** begin **
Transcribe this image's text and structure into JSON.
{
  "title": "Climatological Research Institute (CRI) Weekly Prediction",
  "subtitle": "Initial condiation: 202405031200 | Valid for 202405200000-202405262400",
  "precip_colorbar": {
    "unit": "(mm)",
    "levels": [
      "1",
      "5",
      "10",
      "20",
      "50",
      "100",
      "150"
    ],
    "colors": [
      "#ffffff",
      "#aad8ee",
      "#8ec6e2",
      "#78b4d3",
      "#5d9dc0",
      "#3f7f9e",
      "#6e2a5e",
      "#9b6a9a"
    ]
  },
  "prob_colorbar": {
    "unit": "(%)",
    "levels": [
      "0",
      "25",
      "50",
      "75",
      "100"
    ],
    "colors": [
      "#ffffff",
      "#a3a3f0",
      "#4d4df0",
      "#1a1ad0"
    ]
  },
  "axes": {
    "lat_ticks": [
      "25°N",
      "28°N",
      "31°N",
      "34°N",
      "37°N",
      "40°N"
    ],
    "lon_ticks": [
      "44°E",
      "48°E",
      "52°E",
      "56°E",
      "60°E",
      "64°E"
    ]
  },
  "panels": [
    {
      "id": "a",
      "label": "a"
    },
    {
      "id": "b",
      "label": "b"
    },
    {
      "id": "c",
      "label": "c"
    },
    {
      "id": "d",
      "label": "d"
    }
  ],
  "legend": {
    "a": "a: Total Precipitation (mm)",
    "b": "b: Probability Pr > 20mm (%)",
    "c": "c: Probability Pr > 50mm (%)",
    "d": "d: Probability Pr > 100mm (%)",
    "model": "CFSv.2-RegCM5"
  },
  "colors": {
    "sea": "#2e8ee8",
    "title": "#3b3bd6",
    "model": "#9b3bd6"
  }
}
** end **
§ **Stated task**: Return every record, word for word.

§ **Result**:
Transcribe this image's text and structure into JSON.
{
  "title": "Climatological Research Institute (CRI) Weekly Prediction",
  "subtitle": "Initial condiation: 202405031200 | Valid for 202405200000-202405262400",
  "precip_colorbar": {
    "unit": "(mm)",
    "levels": [
      "1",
      "5",
      "10",
      "20",
      "50",
      "100",
      "150"
    ],
    "colors": [
      "#ffffff",
      "#aad8ee",
      "#8ec6e2",
      "#78b4d3",
      "#5d9dc0",
      "#3f7f9e",
      "#6e2a5e",
      "#9b6a9a"
    ]
  },
  "prob_colorbar": {
    "unit": "(%)",
    "levels": [
      "0",
      "25",
      "50",
      "75",
      "100"
    ],
    "colors": [
      "#ffffff",
      "#a3a3f0",
      "#4d4df0",
      "#1a1ad0"
    ]
  },
  "axes": {
    "lat_ticks": [
      "25°N",
      "28°N",
      "31°N",
      "34°N",
      "37°N",
      "40°N"
    ],
    "lon_ticks": [
      "44°E",
      "48°E",
      "52°E",
      "56°E",
      "60°E",
      "64°E"
    ]
  },
  "panels": [
    {
      "id": "a",
      "label": "a"
    },
    {
      "id": "b",
      "label": "b"
    },
    {
      "id": "c",
      "label": "c"
    },
    {
      "id": "d",
      "label": "d"
    }
  ],
  "legend": {
    "a": "a: Total Precipitation (mm)",
    "b": "b: Probability Pr > 20mm (%)",
    "c": "c: Probability Pr > 50mm (%)",
    "d": "d: Probability Pr > 100mm (%)",
    "model": "CFSv.2-RegCM5"
  },
  "colors": {
    "sea": "#2e8ee8",
    "title": "#3b3bd6",
    "model": "#9b3bd6"
  }
}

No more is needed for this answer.